**CHALLENGE:** List every line in the records that contains the string "down".

Element box annotations:

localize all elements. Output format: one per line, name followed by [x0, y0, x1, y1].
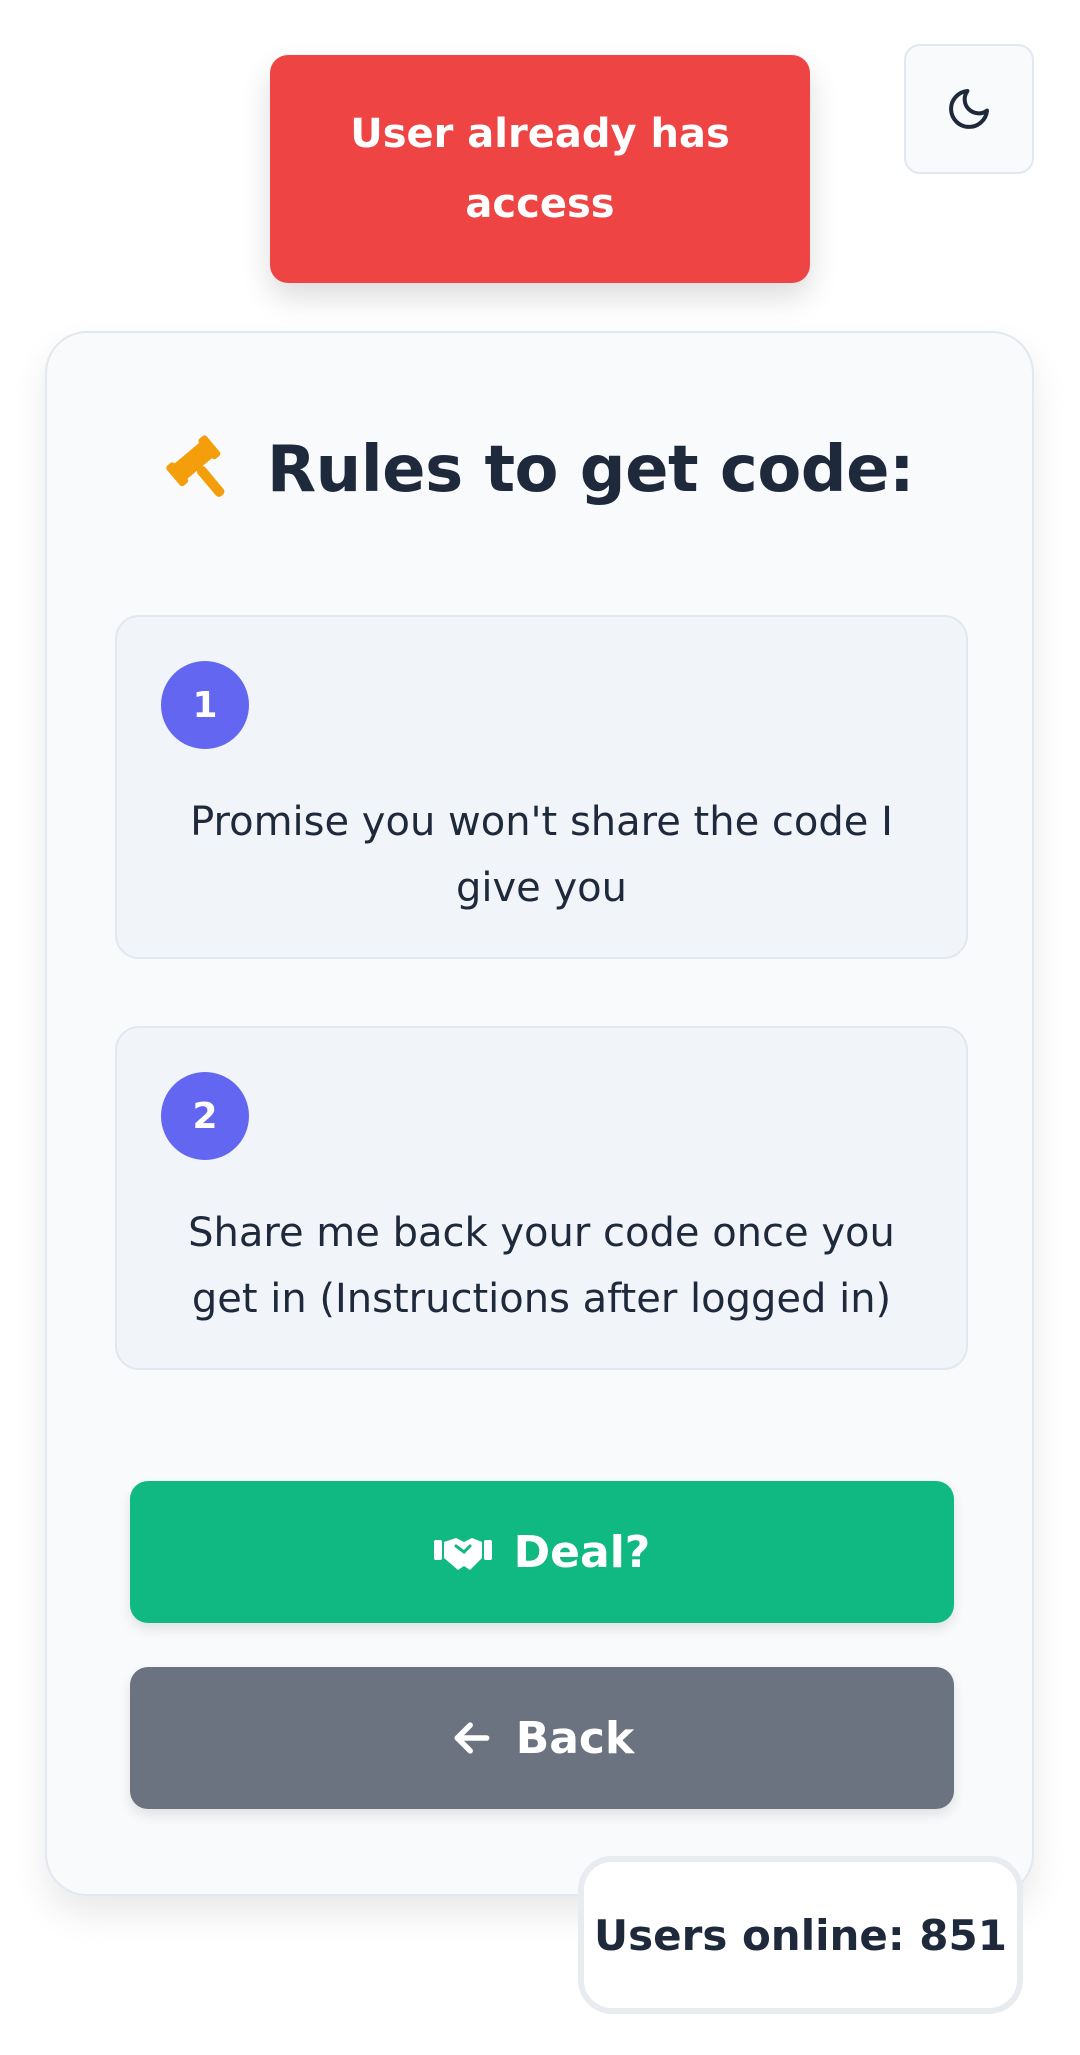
- gavel-icon: [166, 435, 225, 497]
- back-button-label: Back: [515, 1712, 635, 1764]
- toast-message: User already has access: [350, 111, 730, 227]
- rule-number-badge: 1: [161, 661, 249, 749]
- handshake-icon: [433, 1538, 492, 1570]
- theme-toggle-button[interactable]: [904, 44, 1034, 174]
- back-button[interactable]: Back: [130, 1667, 954, 1809]
- error-toast: User already has access: [270, 55, 810, 283]
- rule-item: 1 Promise you won't share the code I giv…: [115, 615, 968, 959]
- rule-number-badge: 2: [161, 1072, 249, 1160]
- deal-button[interactable]: Deal?: [130, 1481, 954, 1623]
- rules-card: Rules to get code: 1 Promise you won't s…: [45, 331, 1034, 1896]
- rule-text: Share me back your code once you get in …: [188, 1210, 895, 1322]
- moon-icon: [949, 89, 989, 129]
- rule-item: 2 Share me back your code once you get i…: [115, 1026, 968, 1370]
- users-online-text: Users online: 851: [594, 1910, 1007, 1960]
- page-title: Rules to get code:: [266, 433, 915, 507]
- deal-button-label: Deal?: [513, 1526, 651, 1578]
- users-online-badge: Users online: 851: [578, 1856, 1023, 2014]
- rules-heading: Rules to get code:: [47, 433, 1032, 507]
- arrow-left-icon: [454, 1722, 490, 1754]
- page: User already has access Rules to get cod…: [0, 0, 1080, 2055]
- rule-text: Promise you won't share the code I give …: [190, 799, 893, 911]
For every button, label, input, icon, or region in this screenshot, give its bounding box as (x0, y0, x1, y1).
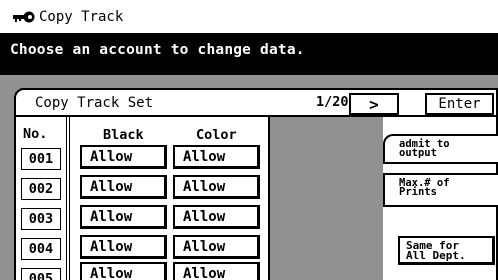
row-number: 005 (21, 268, 61, 280)
page-indicator: 1/20 (316, 94, 349, 110)
instruction-message: Choose an account to change data. (0, 33, 498, 75)
black-allow-button[interactable]: Allow (80, 262, 167, 280)
black-allow-button[interactable]: Allow (80, 205, 167, 229)
black-allow-button[interactable]: Allow (80, 145, 167, 169)
row-number: 003 (21, 208, 61, 230)
color-allow-button[interactable]: Allow (173, 205, 260, 229)
title-bar: Copy Track (0, 0, 498, 33)
enter-button[interactable]: Enter (425, 93, 494, 115)
panel-title: Copy Track Set (35, 95, 154, 111)
next-page-button[interactable]: > (349, 93, 399, 115)
column-header-black: Black (103, 127, 144, 143)
row-number: 002 (21, 178, 61, 200)
tab-label-line: Prints (399, 186, 437, 198)
grid-pattern-fill (268, 117, 383, 280)
button-label-line: All Dept. (406, 249, 466, 262)
row-number: 001 (21, 148, 61, 170)
black-allow-button[interactable]: Allow (80, 175, 167, 199)
black-allow-button[interactable]: Allow (80, 235, 167, 259)
column-divider (66, 117, 70, 280)
same-for-all-dept-button[interactable]: Same for All Dept. (398, 236, 495, 265)
column-header-color: Color (196, 127, 237, 143)
tab-max-prints[interactable]: Max.# of Prints (383, 173, 498, 207)
chevron-right-icon: > (369, 94, 379, 114)
number-column: No. 001 002 003 004 005 (18, 119, 63, 280)
panel-header: Copy Track Set 1/20 > Enter (16, 90, 498, 117)
color-allow-button[interactable]: Allow (173, 262, 260, 280)
tab-admit-to-output[interactable]: admit to output (383, 134, 498, 164)
color-allow-button[interactable]: Allow (173, 175, 260, 199)
color-allow-button[interactable]: Allow (173, 235, 260, 259)
column-header-no: No. (23, 126, 48, 142)
window-title: Copy Track (39, 8, 124, 25)
key-icon (13, 11, 35, 23)
tab-label-line: output (399, 147, 437, 159)
color-allow-button[interactable]: Allow (173, 145, 260, 169)
row-number: 004 (21, 238, 61, 260)
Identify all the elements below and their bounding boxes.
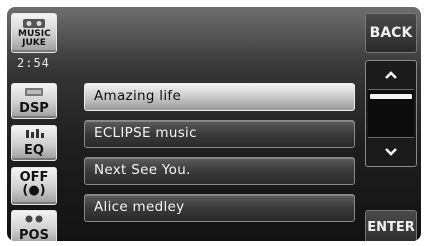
eq-button[interactable]: EQ [11, 125, 57, 161]
pos-label: POS [19, 228, 49, 242]
track-title: Amazing life [94, 88, 182, 104]
dsp-button[interactable]: DSP [11, 83, 57, 119]
track-title: ECLIPSE music [94, 125, 197, 141]
track-item[interactable]: Next See You. [84, 157, 355, 185]
dsp-label: DSP [19, 101, 49, 116]
chevron-down-icon [385, 148, 397, 156]
seat-position-icon [25, 215, 43, 223]
track-item[interactable]: Alice medley [84, 194, 355, 222]
eq-label: EQ [24, 143, 44, 158]
dsp-icon [25, 88, 43, 96]
pos-button[interactable]: POS [11, 210, 57, 241]
music-juke-label: MUSIC JUKE [18, 29, 51, 48]
equalizer-icon [26, 129, 44, 138]
track-item[interactable]: Amazing life [84, 83, 355, 111]
scroll-down-button[interactable] [366, 140, 416, 164]
music-juke-panel: MUSIC JUKE 2:54 DSP EQ OFF (●) POS Amazi… [7, 7, 421, 241]
clock-display: 2:54 [17, 56, 50, 70]
track-title: Next See You. [94, 162, 191, 178]
track-title: Alice medley [94, 199, 185, 215]
scroll-track[interactable] [368, 89, 414, 138]
off-label: OFF (●) [12, 171, 56, 197]
music-juke-icon [23, 19, 45, 28]
scroll-up-button[interactable] [366, 63, 416, 87]
music-juke-button[interactable]: MUSIC JUKE [11, 13, 57, 53]
off-button[interactable]: OFF (●) [11, 167, 57, 205]
chevron-up-icon [385, 71, 397, 79]
enter-button[interactable]: ENTER [365, 210, 417, 241]
track-item[interactable]: ECLIPSE music [84, 120, 355, 148]
scroll-thumb[interactable] [370, 94, 412, 99]
speaker-off-icon: (●) [22, 183, 46, 198]
scrollbar[interactable] [365, 60, 417, 167]
back-button[interactable]: BACK [365, 13, 417, 53]
audio-screen: MUSIC JUKE 2:54 DSP EQ OFF (●) POS Amazi… [0, 0, 427, 246]
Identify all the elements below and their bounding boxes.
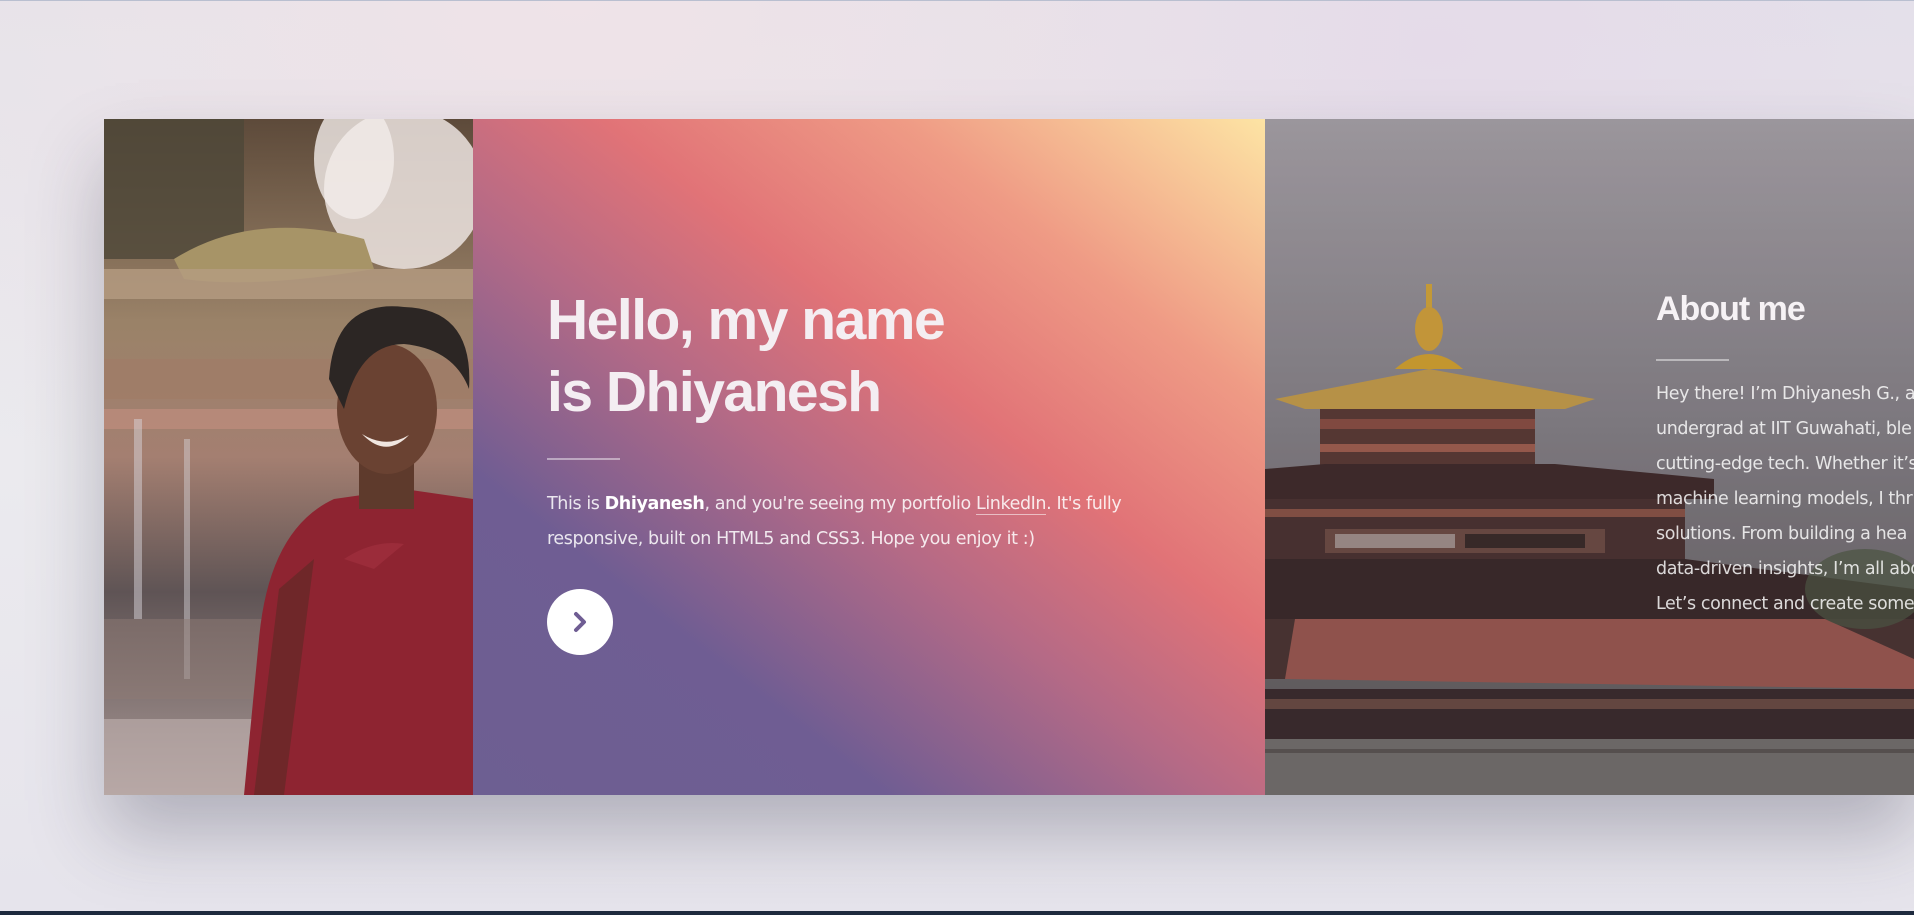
profile-photo-illustration [104,119,473,795]
intro-heading-line-2: is Dhiyanesh [547,360,882,424]
about-line: Hey there! I’m Dhiyanesh G., a [1656,384,1914,404]
intro-section: Hello, my name is Dhiyanesh This is Dhiy… [473,119,1265,795]
about-description: Hey there! I’m Dhiyanesh G., a undergrad… [1656,377,1914,622]
about-line: solutions. From building a hea [1656,524,1907,544]
about-heading: About me [1656,290,1806,328]
about-line: data-driven insights, I’m all abo [1656,559,1914,579]
portfolio-slider: Hello, my name is Dhiyanesh This is Dhiy… [104,119,1914,795]
intro-text-middle: , and you're seeing my portfolio [704,494,976,514]
about-section: About me Hey there! I’m Dhiyanesh G., a … [1265,119,1914,795]
intro-heading-line-1: Hello, my name [547,288,946,352]
about-line: machine learning models, I thr [1656,489,1913,509]
intro-description: This is Dhiyanesh, and you're seeing my … [547,487,1167,557]
top-border [0,0,1914,1]
linkedin-link[interactable]: LinkedIn [975,494,1047,515]
about-line: cutting-edge tech. Whether it’s [1656,454,1914,474]
chevron-right-icon [574,612,586,632]
intro-text-prefix: This is [547,494,605,514]
intro-divider [547,458,620,460]
profile-photo [104,119,473,795]
about-divider [1656,359,1729,361]
about-line: undergrad at IIT Guwahati, ble [1656,419,1912,439]
next-slide-button[interactable] [547,589,613,655]
bottom-border [0,911,1914,915]
about-line: Let’s connect and create some [1656,594,1914,614]
intro-name: Dhiyanesh [604,494,705,514]
intro-heading: Hello, my name is Dhiyanesh [547,284,1067,428]
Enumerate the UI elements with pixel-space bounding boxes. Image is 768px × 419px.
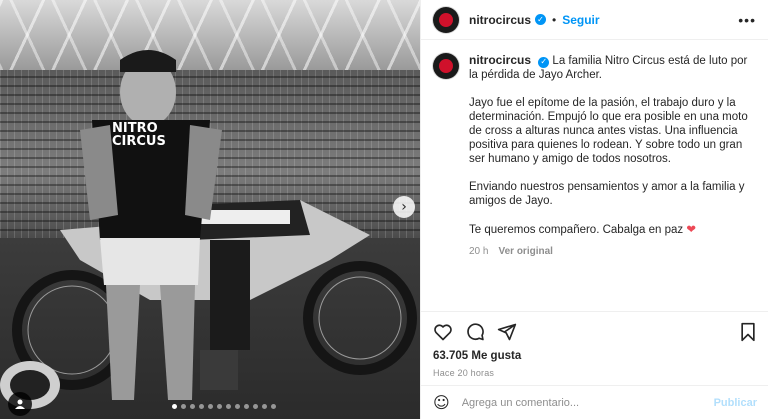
caption-username-link[interactable]: nitrocircus — [469, 53, 531, 67]
carousel-dot — [190, 404, 195, 409]
carousel-dot — [244, 404, 249, 409]
shirt-logo-text: NITRO CIRCUS — [112, 121, 166, 149]
caption-time[interactable]: 20 h — [469, 245, 488, 259]
post-timestamp: Hace 20 horas — [433, 368, 495, 378]
post-photo[interactable]: NITRO CIRCUS › — [0, 0, 420, 419]
share-button[interactable] — [497, 322, 517, 342]
add-comment-bar: ☺ Publicar — [421, 385, 768, 419]
emoji-icon[interactable]: ☺ — [433, 393, 450, 412]
user-icon — [15, 399, 25, 409]
next-image-button[interactable]: › — [393, 196, 415, 218]
tagged-users-button[interactable] — [8, 392, 32, 416]
carousel-dot — [181, 404, 186, 409]
save-button[interactable] — [739, 322, 757, 342]
rider-illustration — [0, 50, 417, 409]
share-icon — [497, 323, 517, 341]
likes-count[interactable]: 63.705 Me gusta — [433, 350, 757, 362]
more-icon[interactable]: ••• — [738, 12, 756, 28]
chevron-right-icon: › — [401, 199, 407, 215]
carousel-dot — [253, 404, 258, 409]
post-details-panel: nitrocircus ✓ • Seguir ••• nitrocircus ✓… — [420, 0, 768, 419]
publish-button[interactable]: Publicar — [714, 397, 757, 409]
actions-section: 63.705 Me gusta Hace 20 horas — [421, 311, 768, 385]
follow-button[interactable]: Seguir — [562, 13, 599, 27]
like-button[interactable] — [433, 322, 453, 342]
bookmark-icon — [741, 322, 755, 342]
comment-icon — [467, 323, 484, 341]
action-icons — [433, 320, 757, 344]
carousel-dot — [226, 404, 231, 409]
see-original-link[interactable]: Ver original — [498, 245, 552, 259]
brand-logo-icon — [439, 59, 453, 73]
red-heart-icon: ❤ — [686, 222, 697, 236]
avatar[interactable] — [433, 6, 459, 33]
comment-input[interactable] — [461, 396, 714, 409]
post-header: nitrocircus ✓ • Seguir ••• — [421, 0, 768, 40]
carousel-dot — [199, 404, 204, 409]
carousel-dot — [235, 404, 240, 409]
carousel-dot — [262, 404, 267, 409]
brand-logo-icon — [439, 12, 453, 27]
caption-section: nitrocircus ✓ La familia Nitro Circus es… — [421, 41, 768, 311]
carousel-dot — [172, 404, 177, 409]
caption-paragraph: Enviando nuestros pensamientos y amor a … — [469, 181, 745, 207]
verified-icon: ✓ — [538, 56, 550, 68]
caption-paragraph: Jayo fue el epítome de la pasión, el tra… — [469, 97, 748, 165]
caption-closing-text: Te queremos compañero. Cabalga en paz — [469, 224, 684, 236]
username-link[interactable]: nitrocircus — [469, 13, 531, 27]
carousel-dot — [271, 404, 276, 409]
caption-avatar[interactable] — [433, 53, 459, 79]
caption-meta: 20 h Ver original — [469, 245, 757, 259]
caption-paragraph: Te queremos compañero. Cabalga en paz ❤ — [469, 222, 757, 237]
heart-icon — [434, 324, 452, 341]
caption-body: nitrocircus ✓ La familia Nitro Circus es… — [469, 53, 757, 259]
carousel-dot — [208, 404, 213, 409]
verified-icon: ✓ — [535, 14, 547, 25]
carousel-indicator — [172, 404, 276, 409]
comment-button[interactable] — [465, 322, 485, 342]
caption-row: nitrocircus ✓ La familia Nitro Circus es… — [433, 53, 757, 259]
carousel-dot — [217, 404, 222, 409]
separator-dot: • — [552, 12, 557, 27]
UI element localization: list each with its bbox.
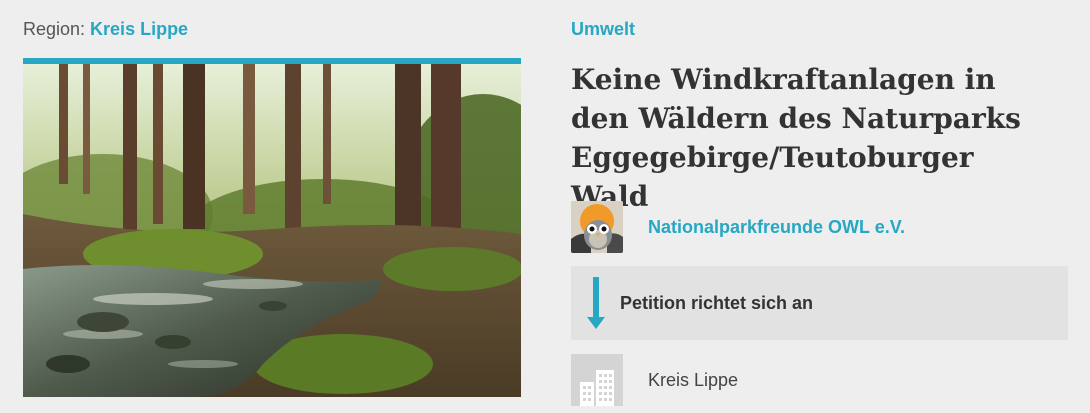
- avatar[interactable]: [571, 201, 623, 253]
- region-line: Region: Kreis Lippe: [23, 17, 188, 41]
- building-icon: [571, 354, 623, 406]
- addressee-header: Petition richtet sich an: [571, 266, 1068, 340]
- petition-image: [23, 58, 521, 397]
- forest-stream-photo: [23, 64, 521, 397]
- arrow-down-icon: [587, 277, 605, 329]
- author-link[interactable]: Nationalparkfreunde OWL e.V.: [648, 217, 905, 238]
- owl-logo-icon: [571, 201, 623, 253]
- region-link[interactable]: Kreis Lippe: [90, 19, 188, 39]
- author-row: Nationalparkfreunde OWL e.V.: [571, 201, 905, 253]
- category-link[interactable]: Umwelt: [571, 17, 635, 41]
- addressee-name: Kreis Lippe: [648, 369, 739, 390]
- petition-page: Region: Kreis Lippe Umwelt Keine Windkra…: [0, 0, 1090, 413]
- addressee-label: Petition richtet sich an: [620, 292, 814, 313]
- petition-title: Keine Windkraftanlagen in den Wäldern de…: [571, 63, 1021, 213]
- region-label: Region:: [23, 19, 91, 39]
- addressee-row: Kreis Lippe: [571, 354, 738, 406]
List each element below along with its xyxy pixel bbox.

**TASK RESPONSE:**
chevron-down-icon [385, 148, 397, 156]
scroll-down-button[interactable] [366, 140, 416, 164]
- arrow-down-icon: [587, 277, 605, 329]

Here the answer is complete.